Only lines containing "questions" are wanted from the data below. Copy those lines.
▬▬▬▬▬▬
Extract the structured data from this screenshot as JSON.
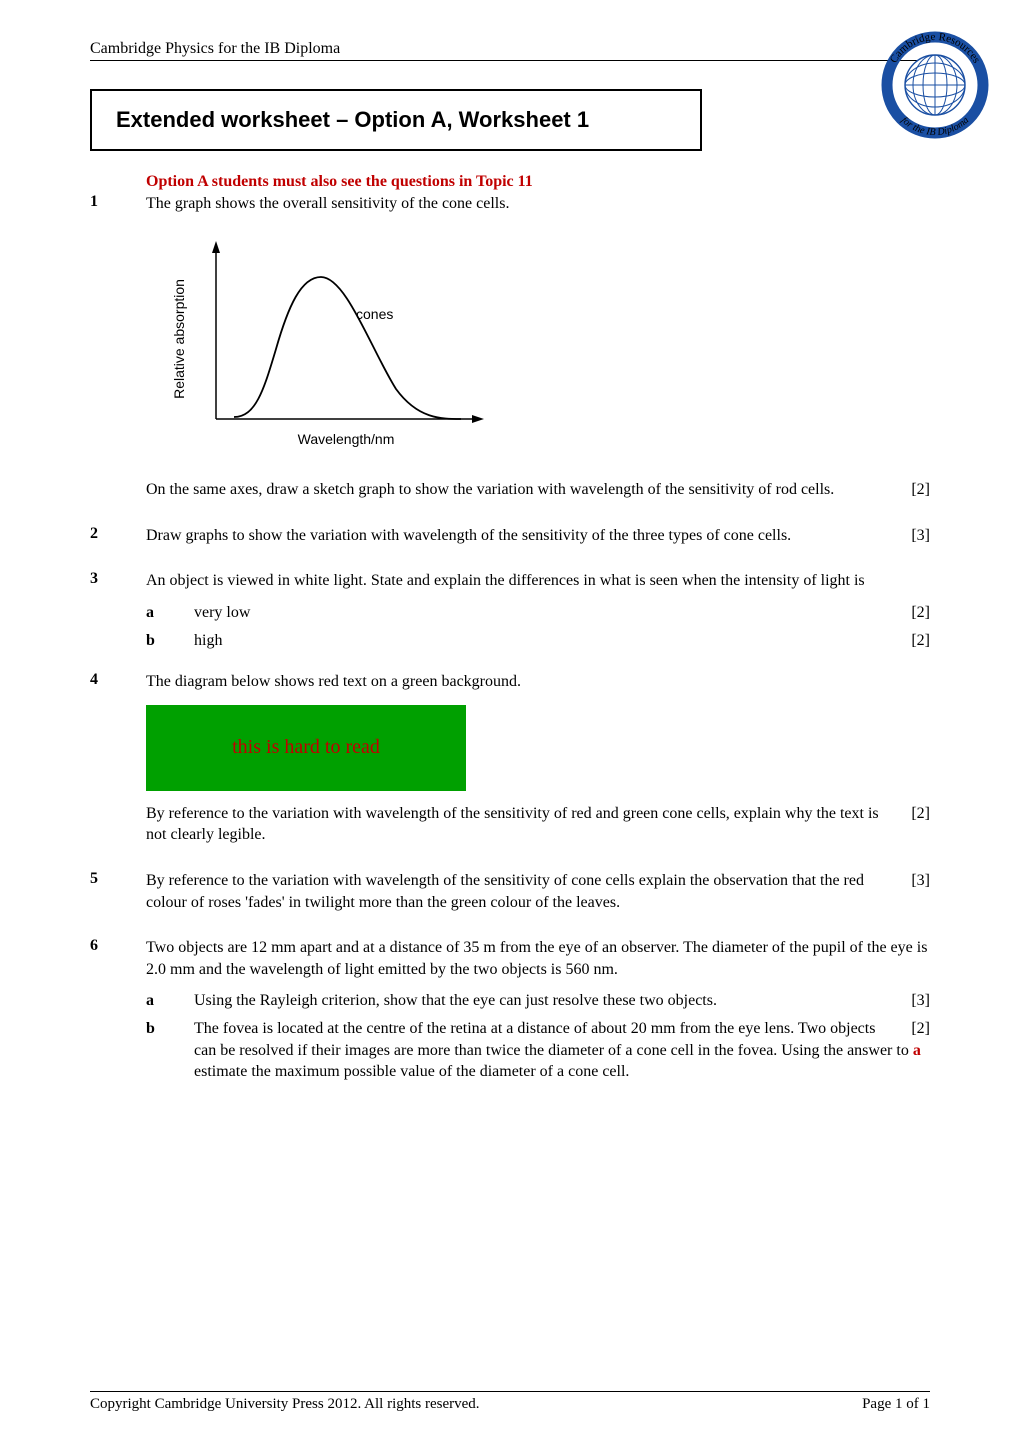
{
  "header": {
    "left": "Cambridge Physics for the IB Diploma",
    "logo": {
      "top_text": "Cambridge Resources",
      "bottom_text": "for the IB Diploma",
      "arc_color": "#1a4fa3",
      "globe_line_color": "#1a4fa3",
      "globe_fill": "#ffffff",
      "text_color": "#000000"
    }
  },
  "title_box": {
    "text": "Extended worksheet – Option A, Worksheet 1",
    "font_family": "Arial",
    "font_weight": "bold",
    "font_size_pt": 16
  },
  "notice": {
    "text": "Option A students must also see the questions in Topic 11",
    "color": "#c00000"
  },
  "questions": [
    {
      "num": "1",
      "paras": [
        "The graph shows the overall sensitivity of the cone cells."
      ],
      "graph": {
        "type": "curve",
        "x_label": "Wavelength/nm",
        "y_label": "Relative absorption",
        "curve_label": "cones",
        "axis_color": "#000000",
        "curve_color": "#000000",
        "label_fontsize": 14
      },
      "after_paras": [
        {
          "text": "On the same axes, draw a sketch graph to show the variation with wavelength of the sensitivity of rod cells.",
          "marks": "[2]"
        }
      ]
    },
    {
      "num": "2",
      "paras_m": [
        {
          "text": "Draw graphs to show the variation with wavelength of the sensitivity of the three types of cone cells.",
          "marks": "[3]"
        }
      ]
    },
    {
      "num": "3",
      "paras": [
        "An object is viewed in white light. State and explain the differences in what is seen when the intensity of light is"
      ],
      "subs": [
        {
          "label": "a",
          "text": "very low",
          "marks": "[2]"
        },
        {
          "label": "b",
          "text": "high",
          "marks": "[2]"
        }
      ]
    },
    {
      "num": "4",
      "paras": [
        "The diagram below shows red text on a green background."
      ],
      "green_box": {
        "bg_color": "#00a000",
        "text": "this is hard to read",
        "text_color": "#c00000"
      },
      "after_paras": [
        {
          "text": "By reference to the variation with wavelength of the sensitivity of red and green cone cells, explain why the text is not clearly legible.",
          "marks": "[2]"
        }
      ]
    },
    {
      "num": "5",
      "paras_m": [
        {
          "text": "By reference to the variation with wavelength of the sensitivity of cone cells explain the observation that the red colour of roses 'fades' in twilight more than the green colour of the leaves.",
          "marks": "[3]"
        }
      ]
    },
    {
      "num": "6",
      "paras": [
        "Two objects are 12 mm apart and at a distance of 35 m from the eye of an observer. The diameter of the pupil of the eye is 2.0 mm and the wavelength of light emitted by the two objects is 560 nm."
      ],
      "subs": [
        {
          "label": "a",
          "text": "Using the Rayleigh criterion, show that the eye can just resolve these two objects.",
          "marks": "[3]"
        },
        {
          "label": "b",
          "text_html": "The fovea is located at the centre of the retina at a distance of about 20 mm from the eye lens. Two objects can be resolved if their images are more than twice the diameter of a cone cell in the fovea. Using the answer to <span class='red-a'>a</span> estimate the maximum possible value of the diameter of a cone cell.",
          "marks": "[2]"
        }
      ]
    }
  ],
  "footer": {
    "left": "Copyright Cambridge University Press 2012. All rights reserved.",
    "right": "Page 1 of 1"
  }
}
▬▬▬▬▬▬
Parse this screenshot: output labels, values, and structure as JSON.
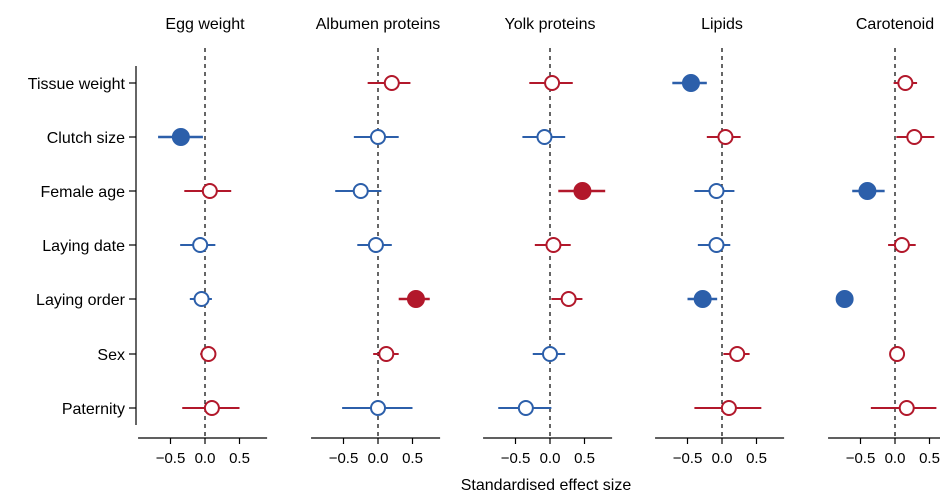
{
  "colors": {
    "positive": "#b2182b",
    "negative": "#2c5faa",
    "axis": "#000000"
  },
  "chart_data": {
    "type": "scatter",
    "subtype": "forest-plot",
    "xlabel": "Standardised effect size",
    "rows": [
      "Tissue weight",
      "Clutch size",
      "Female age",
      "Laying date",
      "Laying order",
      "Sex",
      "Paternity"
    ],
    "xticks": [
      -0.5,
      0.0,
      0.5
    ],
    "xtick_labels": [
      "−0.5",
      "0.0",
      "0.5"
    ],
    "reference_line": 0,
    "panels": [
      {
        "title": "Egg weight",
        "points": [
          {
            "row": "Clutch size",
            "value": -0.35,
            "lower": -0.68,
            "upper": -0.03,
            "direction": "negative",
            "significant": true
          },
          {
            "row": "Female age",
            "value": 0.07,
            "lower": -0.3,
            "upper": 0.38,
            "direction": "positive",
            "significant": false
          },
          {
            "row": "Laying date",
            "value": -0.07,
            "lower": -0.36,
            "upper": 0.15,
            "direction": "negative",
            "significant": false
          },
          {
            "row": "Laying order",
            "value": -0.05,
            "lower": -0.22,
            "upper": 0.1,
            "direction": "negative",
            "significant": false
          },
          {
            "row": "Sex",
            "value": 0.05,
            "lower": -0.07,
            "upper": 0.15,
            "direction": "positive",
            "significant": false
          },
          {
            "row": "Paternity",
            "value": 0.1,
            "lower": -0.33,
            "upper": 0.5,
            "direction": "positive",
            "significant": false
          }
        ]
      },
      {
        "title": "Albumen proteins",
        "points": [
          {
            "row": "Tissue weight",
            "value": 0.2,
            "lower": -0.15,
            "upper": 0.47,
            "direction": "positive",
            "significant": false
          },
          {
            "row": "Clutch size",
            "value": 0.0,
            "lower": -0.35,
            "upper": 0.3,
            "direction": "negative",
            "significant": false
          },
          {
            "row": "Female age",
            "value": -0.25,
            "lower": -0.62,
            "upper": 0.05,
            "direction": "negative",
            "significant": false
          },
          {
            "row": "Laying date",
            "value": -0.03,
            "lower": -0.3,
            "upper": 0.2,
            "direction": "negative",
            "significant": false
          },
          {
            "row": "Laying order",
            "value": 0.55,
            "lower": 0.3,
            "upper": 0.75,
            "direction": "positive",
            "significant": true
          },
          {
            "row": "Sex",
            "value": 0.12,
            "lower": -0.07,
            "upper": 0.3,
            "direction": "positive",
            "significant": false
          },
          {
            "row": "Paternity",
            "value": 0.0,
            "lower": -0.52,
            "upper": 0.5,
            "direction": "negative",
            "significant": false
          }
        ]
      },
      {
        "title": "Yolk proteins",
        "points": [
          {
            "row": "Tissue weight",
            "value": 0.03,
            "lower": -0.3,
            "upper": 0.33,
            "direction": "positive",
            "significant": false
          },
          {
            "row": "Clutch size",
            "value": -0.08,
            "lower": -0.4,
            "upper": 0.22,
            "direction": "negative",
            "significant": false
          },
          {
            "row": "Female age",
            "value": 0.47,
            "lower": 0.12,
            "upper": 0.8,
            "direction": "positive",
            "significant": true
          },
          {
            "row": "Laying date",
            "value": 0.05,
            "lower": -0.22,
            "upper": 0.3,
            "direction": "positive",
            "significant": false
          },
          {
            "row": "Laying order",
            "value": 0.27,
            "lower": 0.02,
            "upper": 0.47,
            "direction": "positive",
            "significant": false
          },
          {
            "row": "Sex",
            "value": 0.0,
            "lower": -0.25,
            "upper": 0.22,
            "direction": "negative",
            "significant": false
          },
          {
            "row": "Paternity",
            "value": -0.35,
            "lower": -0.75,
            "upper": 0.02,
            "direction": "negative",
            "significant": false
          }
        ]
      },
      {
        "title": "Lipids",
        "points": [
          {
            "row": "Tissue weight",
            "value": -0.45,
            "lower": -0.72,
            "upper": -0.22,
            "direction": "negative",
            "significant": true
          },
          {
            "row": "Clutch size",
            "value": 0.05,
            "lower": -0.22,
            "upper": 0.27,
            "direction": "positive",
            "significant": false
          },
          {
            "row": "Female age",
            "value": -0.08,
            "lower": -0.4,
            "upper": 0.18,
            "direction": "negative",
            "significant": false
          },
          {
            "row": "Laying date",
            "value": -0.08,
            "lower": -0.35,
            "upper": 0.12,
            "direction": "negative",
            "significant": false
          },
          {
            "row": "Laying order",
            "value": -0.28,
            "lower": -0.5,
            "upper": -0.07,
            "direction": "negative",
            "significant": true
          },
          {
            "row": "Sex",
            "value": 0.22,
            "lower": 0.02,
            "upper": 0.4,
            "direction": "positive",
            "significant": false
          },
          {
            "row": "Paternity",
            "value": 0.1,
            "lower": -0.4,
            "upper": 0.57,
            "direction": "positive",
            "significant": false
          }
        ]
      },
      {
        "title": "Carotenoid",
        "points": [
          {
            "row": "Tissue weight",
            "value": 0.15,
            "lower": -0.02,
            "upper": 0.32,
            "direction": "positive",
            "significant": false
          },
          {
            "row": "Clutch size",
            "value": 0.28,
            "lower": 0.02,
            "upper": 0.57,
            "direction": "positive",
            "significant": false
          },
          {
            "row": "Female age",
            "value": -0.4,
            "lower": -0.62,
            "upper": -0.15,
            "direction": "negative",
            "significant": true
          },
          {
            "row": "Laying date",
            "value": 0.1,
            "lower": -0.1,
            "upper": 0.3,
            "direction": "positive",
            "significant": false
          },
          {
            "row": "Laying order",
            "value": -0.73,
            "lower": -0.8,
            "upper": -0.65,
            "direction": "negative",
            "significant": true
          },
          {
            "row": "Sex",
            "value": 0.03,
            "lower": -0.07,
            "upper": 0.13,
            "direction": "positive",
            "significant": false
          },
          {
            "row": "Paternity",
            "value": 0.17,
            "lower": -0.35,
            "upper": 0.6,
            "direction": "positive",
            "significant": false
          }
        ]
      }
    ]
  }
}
▬▬▬▬▬▬
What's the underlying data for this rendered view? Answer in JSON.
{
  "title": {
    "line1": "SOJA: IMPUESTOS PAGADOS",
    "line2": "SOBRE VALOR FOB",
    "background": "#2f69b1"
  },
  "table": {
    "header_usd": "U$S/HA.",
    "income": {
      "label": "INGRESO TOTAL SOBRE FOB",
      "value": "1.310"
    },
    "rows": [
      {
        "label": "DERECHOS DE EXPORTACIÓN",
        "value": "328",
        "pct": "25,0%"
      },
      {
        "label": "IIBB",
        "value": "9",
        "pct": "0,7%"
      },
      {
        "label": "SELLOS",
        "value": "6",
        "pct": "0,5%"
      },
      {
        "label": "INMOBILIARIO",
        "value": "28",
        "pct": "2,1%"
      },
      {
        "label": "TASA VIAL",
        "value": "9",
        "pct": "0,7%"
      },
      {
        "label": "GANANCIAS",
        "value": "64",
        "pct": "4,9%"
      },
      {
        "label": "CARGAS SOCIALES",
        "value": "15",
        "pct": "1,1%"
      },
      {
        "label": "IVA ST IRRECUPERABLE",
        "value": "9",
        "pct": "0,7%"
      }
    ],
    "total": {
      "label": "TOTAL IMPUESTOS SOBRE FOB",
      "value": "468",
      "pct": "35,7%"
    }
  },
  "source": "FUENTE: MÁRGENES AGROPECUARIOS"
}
▬▬▬▬▬▬
> Solution for this problem:
    "text": "Option A students must also see the questions in Topic 11",
  "questions": [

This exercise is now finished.